>>>>
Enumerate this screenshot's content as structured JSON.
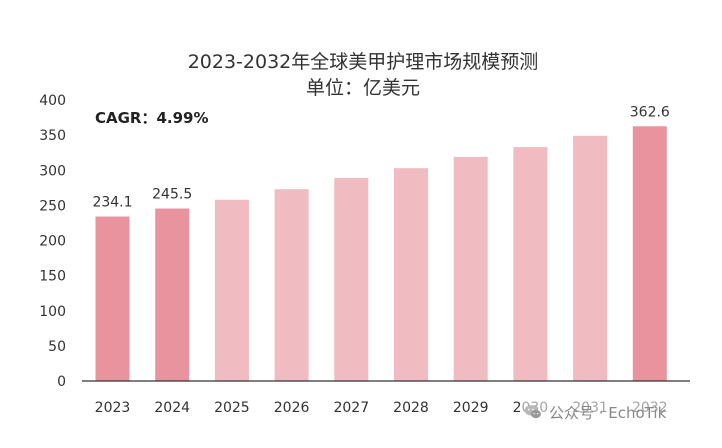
{
  "chart_data": {
    "type": "bar",
    "title": "2023-2032年全球美甲护理市场规模预测",
    "subtitle": "单位：亿美元",
    "annotation": "CAGR：4.99%",
    "categories": [
      "2023",
      "2024",
      "2025",
      "2026",
      "2027",
      "2028",
      "2029",
      "2030",
      "2031",
      "2032"
    ],
    "values": [
      234.1,
      245.5,
      258.0,
      273.0,
      289.0,
      303.0,
      319.0,
      333.0,
      349.0,
      362.6
    ],
    "data_labels": [
      "234.1",
      "245.5",
      "",
      "",
      "",
      "",
      "",
      "",
      "",
      "362.6"
    ],
    "highlight_indices": [
      0,
      1,
      9
    ],
    "ylim": [
      0,
      400
    ],
    "yticks": [
      0,
      50,
      100,
      150,
      200,
      250,
      300,
      350,
      400
    ],
    "grid": false,
    "colors": {
      "highlight": "#e8939e",
      "normal": "#f0bcc2",
      "axis": "#333333"
    }
  },
  "watermark": {
    "text": "公众号 · EchoTik",
    "icon": "wechat-icon"
  }
}
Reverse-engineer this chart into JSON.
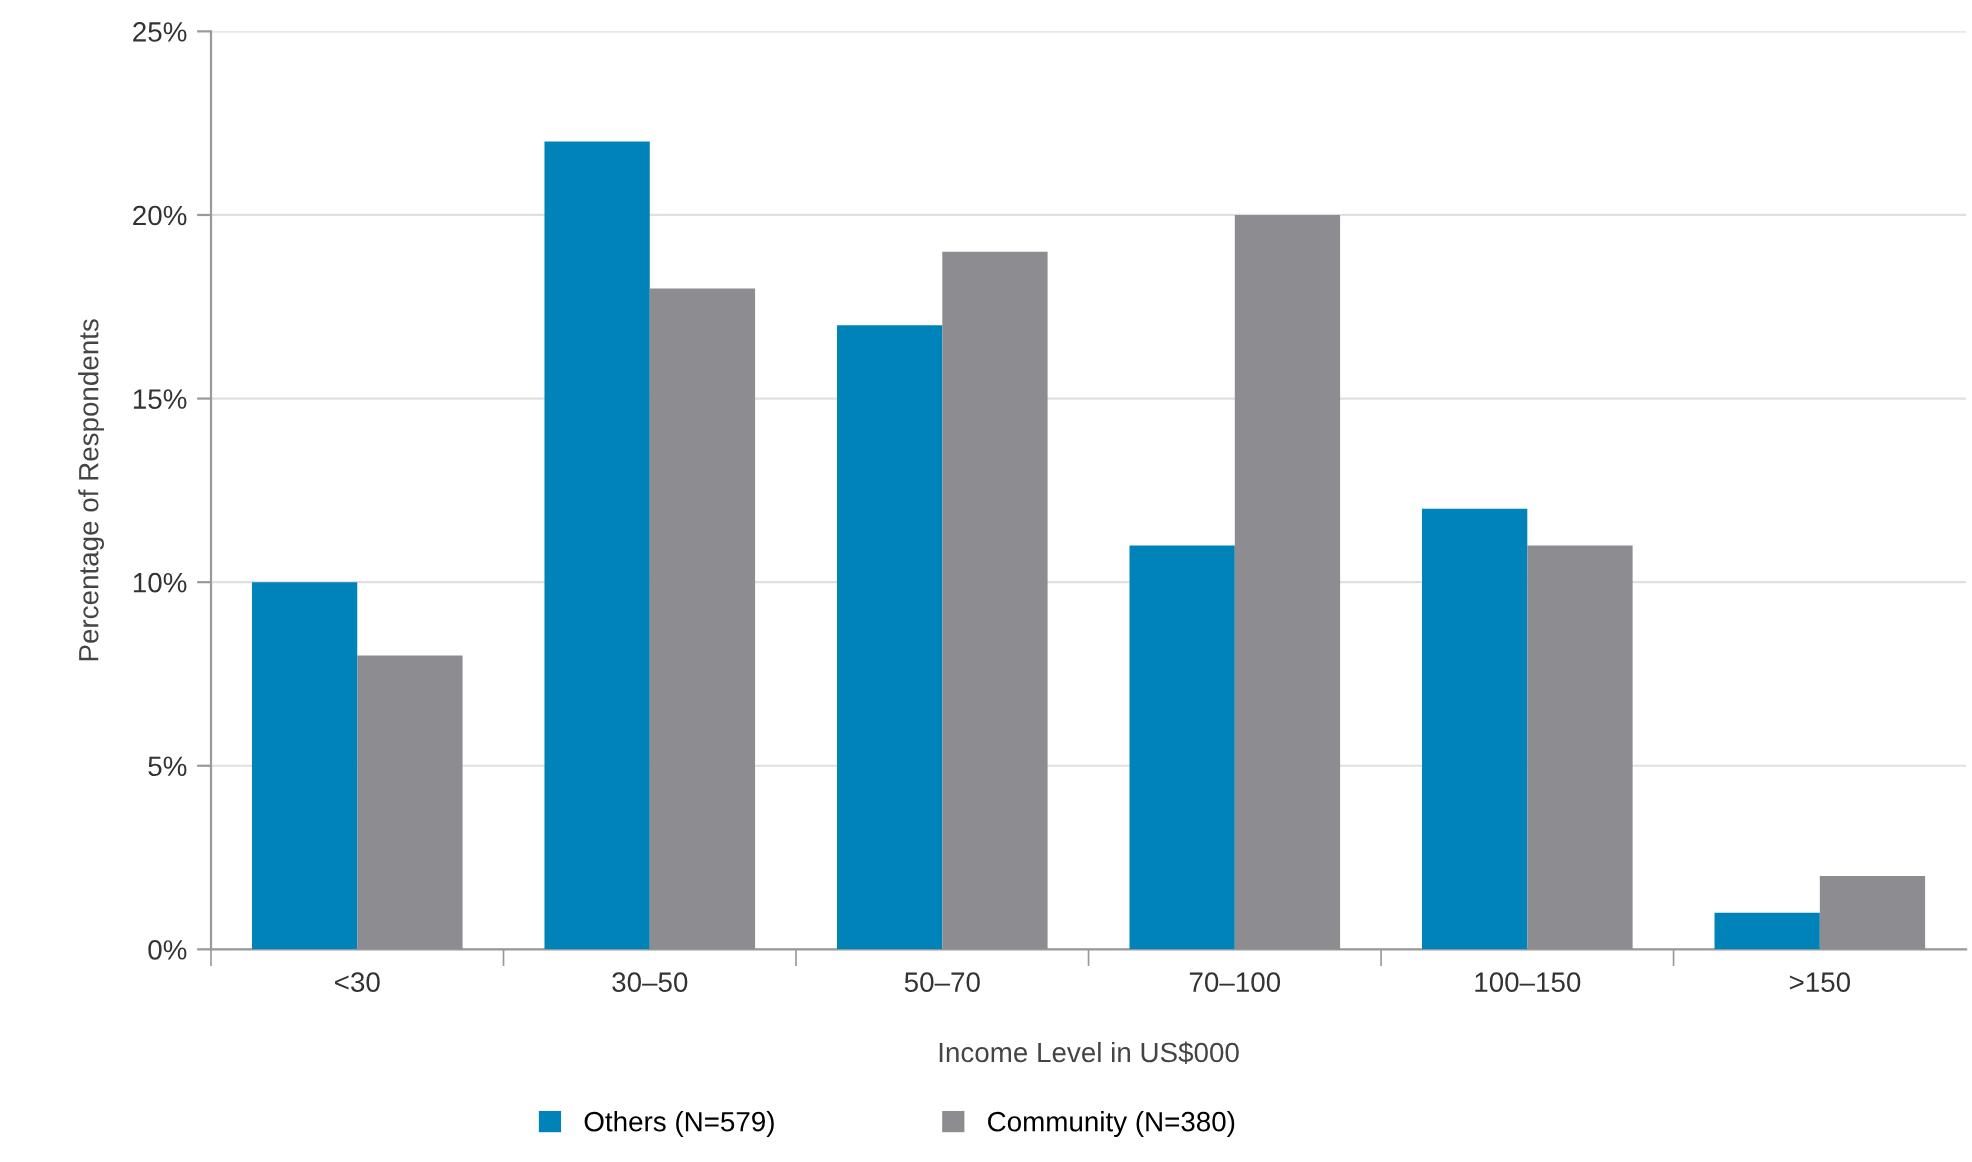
{
  "chart_data": {
    "type": "bar",
    "xlabel": "Income Level in US$000",
    "ylabel": "Percentage of Respondents",
    "categories": [
      "<30",
      "30–50",
      "50–70",
      "70–100",
      "100–150",
      ">150"
    ],
    "series": [
      {
        "name": "Others (N=579)",
        "color": "#0083b8",
        "values": [
          10,
          22,
          17,
          11,
          12,
          1
        ]
      },
      {
        "name": "Community (N=380)",
        "color": "#8c8c91",
        "values": [
          8,
          18,
          19,
          20,
          11,
          2
        ]
      }
    ],
    "ylim": [
      0,
      25
    ],
    "yticks": [
      {
        "value": 0,
        "label": "0%"
      },
      {
        "value": 5,
        "label": "5%"
      },
      {
        "value": 10,
        "label": "10%"
      },
      {
        "value": 15,
        "label": "15%"
      },
      {
        "value": 20,
        "label": "20%"
      },
      {
        "value": 25,
        "label": "25%"
      }
    ],
    "grid": "y",
    "legend": "bottom"
  }
}
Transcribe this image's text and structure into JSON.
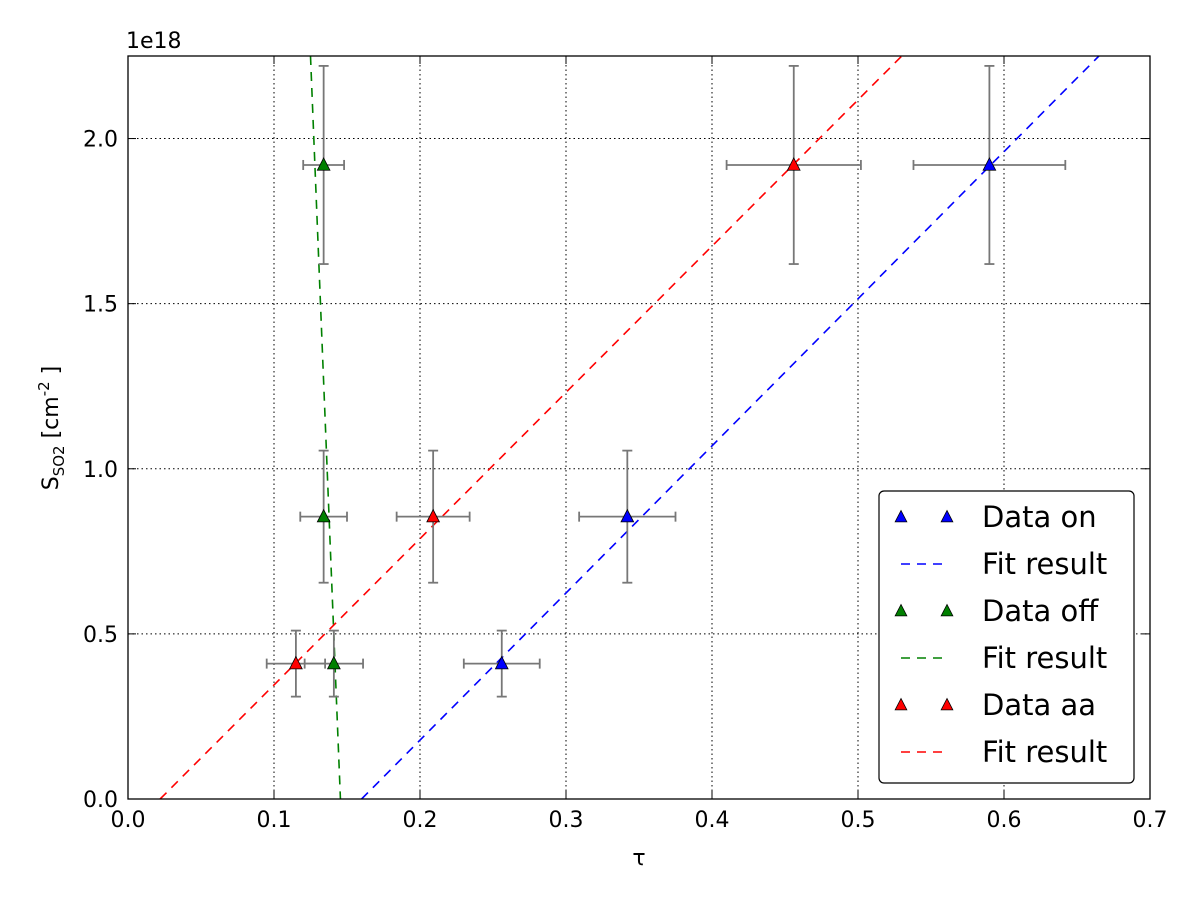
{
  "chart_data": {
    "type": "scatter",
    "title": "",
    "offset_label": "1e18",
    "xlabel": "τ",
    "ylabel": {
      "prefix": "S",
      "subscript": "SO2",
      "unit_open": " [cm",
      "superscript": "-2",
      "unit_close": " ]"
    },
    "xlim": [
      0.0,
      0.7
    ],
    "ylim": [
      0.0,
      2.25
    ],
    "y_unit_scale": "1e18",
    "x_ticks": [
      0.0,
      0.1,
      0.2,
      0.3,
      0.4,
      0.5,
      0.6,
      0.7
    ],
    "x_tick_labels": [
      "0.0",
      "0.1",
      "0.2",
      "0.3",
      "0.4",
      "0.5",
      "0.6",
      "0.7"
    ],
    "y_ticks": [
      0.0,
      0.5,
      1.0,
      1.5,
      2.0
    ],
    "y_tick_labels": [
      "0.0",
      "0.5",
      "1.0",
      "1.5",
      "2.0"
    ],
    "grid": true,
    "legend_position": "lower-right",
    "series": [
      {
        "name": "Data on",
        "kind": "points",
        "color": "#0000ff",
        "points": [
          {
            "x": 0.256,
            "y": 0.41,
            "xerr": 0.026,
            "yerr": 0.1
          },
          {
            "x": 0.342,
            "y": 0.855,
            "xerr": 0.033,
            "yerr": 0.2
          },
          {
            "x": 0.59,
            "y": 1.92,
            "xerr": 0.052,
            "yerr": 0.3
          }
        ]
      },
      {
        "name": "Fit result",
        "kind": "line",
        "color": "#0000ff",
        "x": [
          0.16,
          0.665
        ],
        "y": [
          0.0,
          2.25
        ]
      },
      {
        "name": "Data off",
        "kind": "points",
        "color": "#008000",
        "points": [
          {
            "x": 0.141,
            "y": 0.41,
            "xerr": 0.02,
            "yerr": 0.1
          },
          {
            "x": 0.134,
            "y": 0.855,
            "xerr": 0.016,
            "yerr": 0.2
          },
          {
            "x": 0.134,
            "y": 1.92,
            "xerr": 0.014,
            "yerr": 0.3
          }
        ]
      },
      {
        "name": "Fit result",
        "kind": "line",
        "color": "#008000",
        "x": [
          0.125,
          0.1455
        ],
        "y": [
          2.25,
          0.0
        ]
      },
      {
        "name": "Data aa",
        "kind": "points",
        "color": "#ff0000",
        "points": [
          {
            "x": 0.115,
            "y": 0.41,
            "xerr": 0.02,
            "yerr": 0.1
          },
          {
            "x": 0.209,
            "y": 0.855,
            "xerr": 0.025,
            "yerr": 0.2
          },
          {
            "x": 0.456,
            "y": 1.92,
            "xerr": 0.046,
            "yerr": 0.3
          }
        ]
      },
      {
        "name": "Fit result",
        "kind": "line",
        "color": "#ff0000",
        "x": [
          0.022,
          0.53
        ],
        "y": [
          0.0,
          2.25
        ]
      }
    ],
    "errorbar_color": "#777777"
  }
}
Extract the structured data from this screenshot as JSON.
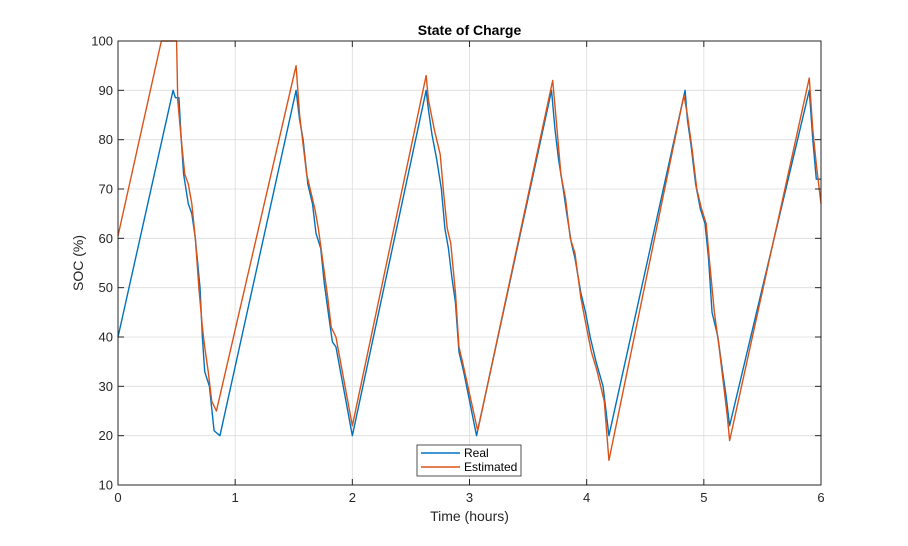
<<<<
Without including any pictures, output all the entries above exactly.

Response:
Enumerate this screenshot's content as structured JSON.
{
  "chart_data": {
    "type": "bar",
    "title": "2023-2032年全球美甲护理市场规模预测",
    "subtitle": "单位：亿美元",
    "annotation": "CAGR：4.99%",
    "categories": [
      "2023",
      "2024",
      "2025",
      "2026",
      "2027",
      "2028",
      "2029",
      "2030",
      "2031",
      "2032"
    ],
    "values": [
      234.1,
      245.5,
      258.0,
      273.0,
      289.0,
      303.0,
      319.0,
      333.0,
      349.0,
      362.6
    ],
    "data_labels": [
      "234.1",
      "245.5",
      "",
      "",
      "",
      "",
      "",
      "",
      "",
      "362.6"
    ],
    "highlight_indices": [
      0,
      1,
      9
    ],
    "ylim": [
      0,
      400
    ],
    "yticks": [
      0,
      50,
      100,
      150,
      200,
      250,
      300,
      350,
      400
    ],
    "grid": false,
    "colors": {
      "highlight": "#e8939e",
      "normal": "#f0bcc2",
      "axis": "#333333"
    }
  },
  "watermark": {
    "text": "公众号 · EchoTik",
    "icon": "wechat-icon"
  }
}
Reverse-engineer this chart into JSON.
{
  "chart_data": {
    "type": "bar",
    "xlabel": "Income Level in US$000",
    "ylabel": "Percentage of Respondents",
    "categories": [
      "<30",
      "30–50",
      "50–70",
      "70–100",
      "100–150",
      ">150"
    ],
    "series": [
      {
        "name": "Others (N=579)",
        "color": "#0083b8",
        "values": [
          10,
          22,
          17,
          11,
          12,
          1
        ]
      },
      {
        "name": "Community (N=380)",
        "color": "#8c8c91",
        "values": [
          8,
          18,
          19,
          20,
          11,
          2
        ]
      }
    ],
    "ylim": [
      0,
      25
    ],
    "yticks": [
      {
        "value": 0,
        "label": "0%"
      },
      {
        "value": 5,
        "label": "5%"
      },
      {
        "value": 10,
        "label": "10%"
      },
      {
        "value": 15,
        "label": "15%"
      },
      {
        "value": 20,
        "label": "20%"
      },
      {
        "value": 25,
        "label": "25%"
      }
    ],
    "grid": "y",
    "legend": "bottom"
  }
}
Transcribe this image's text and structure into JSON.
{
  "chart_data": {
    "type": "scatter",
    "title": "",
    "offset_label": "1e18",
    "xlabel": "τ",
    "ylabel": {
      "prefix": "S",
      "subscript": "SO2",
      "unit_open": " [cm",
      "superscript": "-2",
      "unit_close": " ]"
    },
    "xlim": [
      0.0,
      0.7
    ],
    "ylim": [
      0.0,
      2.25
    ],
    "y_unit_scale": "1e18",
    "x_ticks": [
      0.0,
      0.1,
      0.2,
      0.3,
      0.4,
      0.5,
      0.6,
      0.7
    ],
    "x_tick_labels": [
      "0.0",
      "0.1",
      "0.2",
      "0.3",
      "0.4",
      "0.5",
      "0.6",
      "0.7"
    ],
    "y_ticks": [
      0.0,
      0.5,
      1.0,
      1.5,
      2.0
    ],
    "y_tick_labels": [
      "0.0",
      "0.5",
      "1.0",
      "1.5",
      "2.0"
    ],
    "grid": true,
    "legend_position": "lower-right",
    "series": [
      {
        "name": "Data on",
        "kind": "points",
        "color": "#0000ff",
        "points": [
          {
            "x": 0.256,
            "y": 0.41,
            "xerr": 0.026,
            "yerr": 0.1
          },
          {
            "x": 0.342,
            "y": 0.855,
            "xerr": 0.033,
            "yerr": 0.2
          },
          {
            "x": 0.59,
            "y": 1.92,
            "xerr": 0.052,
            "yerr": 0.3
          }
        ]
      },
      {
        "name": "Fit result",
        "kind": "line",
        "color": "#0000ff",
        "x": [
          0.16,
          0.665
        ],
        "y": [
          0.0,
          2.25
        ]
      },
      {
        "name": "Data off",
        "kind": "points",
        "color": "#008000",
        "points": [
          {
            "x": 0.141,
            "y": 0.41,
            "xerr": 0.02,
            "yerr": 0.1
          },
          {
            "x": 0.134,
            "y": 0.855,
            "xerr": 0.016,
            "yerr": 0.2
          },
          {
            "x": 0.134,
            "y": 1.92,
            "xerr": 0.014,
            "yerr": 0.3
          }
        ]
      },
      {
        "name": "Fit result",
        "kind": "line",
        "color": "#008000",
        "x": [
          0.125,
          0.1455
        ],
        "y": [
          2.25,
          0.0
        ]
      },
      {
        "name": "Data aa",
        "kind": "points",
        "color": "#ff0000",
        "points": [
          {
            "x": 0.115,
            "y": 0.41,
            "xerr": 0.02,
            "yerr": 0.1
          },
          {
            "x": 0.209,
            "y": 0.855,
            "xerr": 0.025,
            "yerr": 0.2
          },
          {
            "x": 0.456,
            "y": 1.92,
            "xerr": 0.046,
            "yerr": 0.3
          }
        ]
      },
      {
        "name": "Fit result",
        "kind": "line",
        "color": "#ff0000",
        "x": [
          0.022,
          0.53
        ],
        "y": [
          0.0,
          2.25
        ]
      }
    ],
    "errorbar_color": "#777777"
  }
}
Extract the structured data from this screenshot as JSON.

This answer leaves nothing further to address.